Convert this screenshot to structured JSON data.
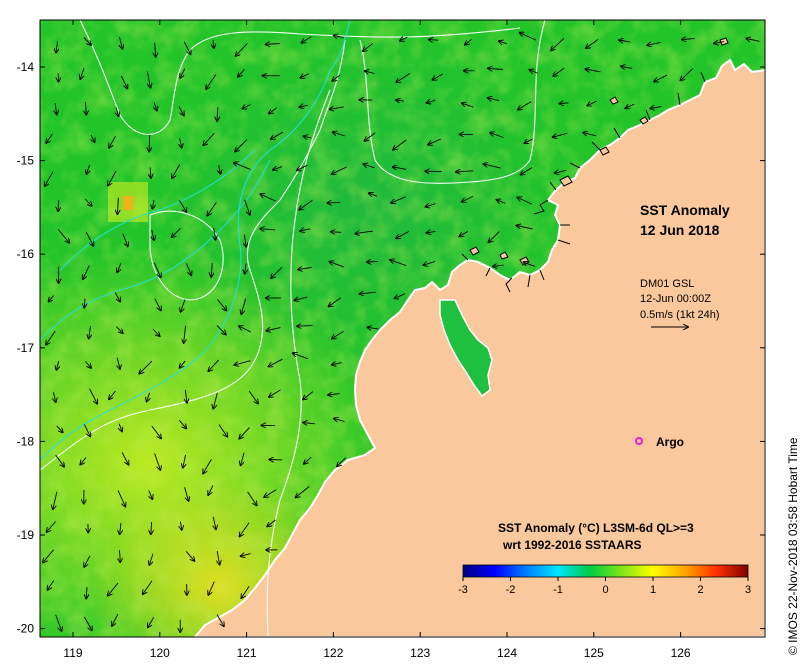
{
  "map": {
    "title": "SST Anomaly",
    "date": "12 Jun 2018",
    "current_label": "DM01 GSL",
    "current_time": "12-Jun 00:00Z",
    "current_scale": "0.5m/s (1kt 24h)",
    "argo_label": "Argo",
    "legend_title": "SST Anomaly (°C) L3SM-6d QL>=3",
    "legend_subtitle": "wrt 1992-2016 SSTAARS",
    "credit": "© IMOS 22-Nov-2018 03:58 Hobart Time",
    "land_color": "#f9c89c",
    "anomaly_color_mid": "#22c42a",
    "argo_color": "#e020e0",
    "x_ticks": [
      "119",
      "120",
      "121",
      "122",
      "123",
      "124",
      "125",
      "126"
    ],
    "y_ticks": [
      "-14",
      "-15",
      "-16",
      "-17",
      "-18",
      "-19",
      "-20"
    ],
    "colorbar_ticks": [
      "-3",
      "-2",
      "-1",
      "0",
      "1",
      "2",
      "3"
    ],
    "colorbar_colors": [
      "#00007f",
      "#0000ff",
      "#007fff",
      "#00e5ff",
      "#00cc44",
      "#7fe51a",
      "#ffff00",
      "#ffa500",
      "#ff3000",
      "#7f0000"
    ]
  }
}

- - -

- [Objective]:
Retype every entry verbatim and exclude the pictures from the copy.

- [Solved problem]:
Convert this screenshot to structured JSON data.
{
  "map": {
    "title": "SST Anomaly",
    "date": "12 Jun 2018",
    "current_label": "DM01 GSL",
    "current_time": "12-Jun 00:00Z",
    "current_scale": "0.5m/s (1kt 24h)",
    "argo_label": "Argo",
    "legend_title": "SST Anomaly (°C) L3SM-6d QL>=3",
    "legend_subtitle": "wrt 1992-2016 SSTAARS",
    "credit": "© IMOS 22-Nov-2018 03:58 Hobart Time",
    "land_color": "#f9c89c",
    "anomaly_color_mid": "#22c42a",
    "argo_color": "#e020e0",
    "x_ticks": [
      "119",
      "120",
      "121",
      "122",
      "123",
      "124",
      "125",
      "126"
    ],
    "y_ticks": [
      "-14",
      "-15",
      "-16",
      "-17",
      "-18",
      "-19",
      "-20"
    ],
    "colorbar_ticks": [
      "-3",
      "-2",
      "-1",
      "0",
      "1",
      "2",
      "3"
    ],
    "colorbar_colors": [
      "#00007f",
      "#0000ff",
      "#007fff",
      "#00e5ff",
      "#00cc44",
      "#7fe51a",
      "#ffff00",
      "#ffa500",
      "#ff3000",
      "#7f0000"
    ]
  }
}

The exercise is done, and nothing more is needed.